[START OF Data shown]

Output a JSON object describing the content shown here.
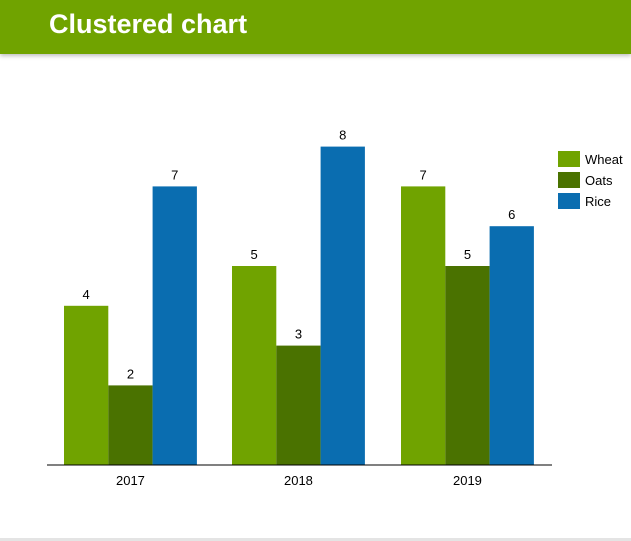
{
  "header": {
    "title": "Clustered chart"
  },
  "chart_data": {
    "type": "bar",
    "title": "",
    "xlabel": "",
    "ylabel": "",
    "categories": [
      "2017",
      "2018",
      "2019"
    ],
    "series": [
      {
        "name": "Wheat",
        "values": [
          4,
          5,
          7
        ],
        "color": "#70a300"
      },
      {
        "name": "Oats",
        "values": [
          2,
          3,
          5
        ],
        "color": "#4a7200"
      },
      {
        "name": "Rice",
        "values": [
          7,
          8,
          6
        ],
        "color": "#0a6db0"
      }
    ],
    "ylim": [
      0,
      8
    ],
    "grid": false,
    "data_labels": true,
    "legend": "right"
  }
}
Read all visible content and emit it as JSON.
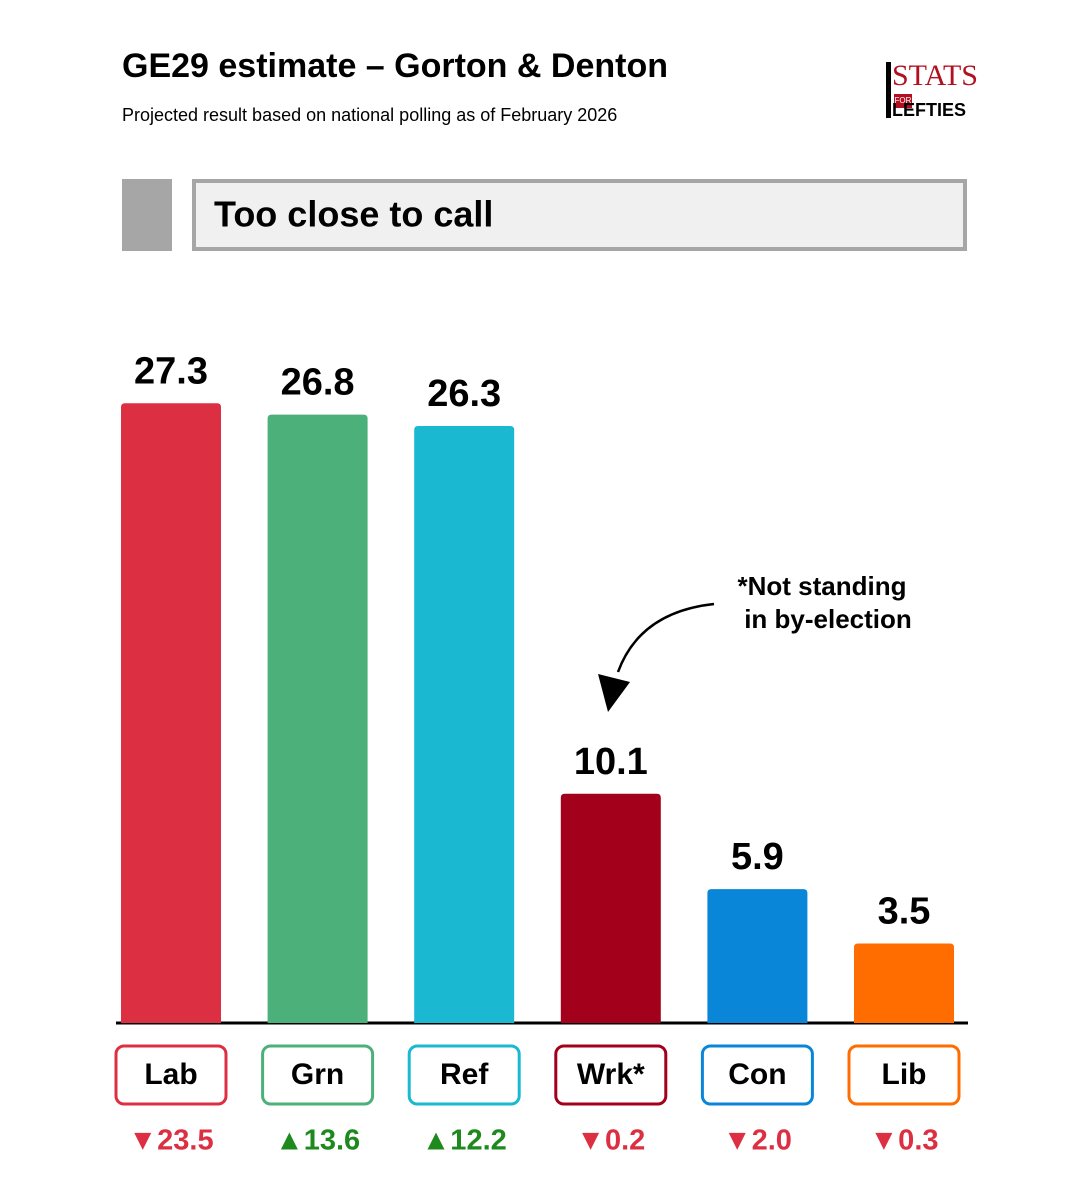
{
  "chart_data": {
    "type": "bar",
    "title": "GE29 estimate – Gorton & Denton",
    "subtitle": "Projected result based on national polling as of February 2026",
    "verdict": "Too close to call",
    "logo": {
      "top": "STATS",
      "middle": "FOR",
      "bottom": "LEFTIES"
    },
    "annotation": [
      "*Not standing",
      "in by-election"
    ],
    "categories": [
      "Lab",
      "Grn",
      "Ref",
      "Wrk*",
      "Con",
      "Lib"
    ],
    "values": [
      27.3,
      26.8,
      26.3,
      10.1,
      5.9,
      3.5
    ],
    "colors": [
      "#dc2f42",
      "#4bb07a",
      "#1bb8d2",
      "#a3001b",
      "#0a86d9",
      "#ff6d00"
    ],
    "changes": [
      -23.5,
      13.6,
      12.2,
      -0.2,
      -2.0,
      -0.3
    ],
    "change_labels": [
      "▼23.5",
      "▲13.6",
      "▲12.2",
      "▼0.2",
      "▼2.0",
      "▼0.3"
    ],
    "change_colors": {
      "up": "#1e8a1e",
      "down": "#dc2f42"
    },
    "ylim": [
      0,
      30
    ]
  }
}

[END OF Data shown]

In the material above, tally every line with the string "content" in it, then give that number alone.

2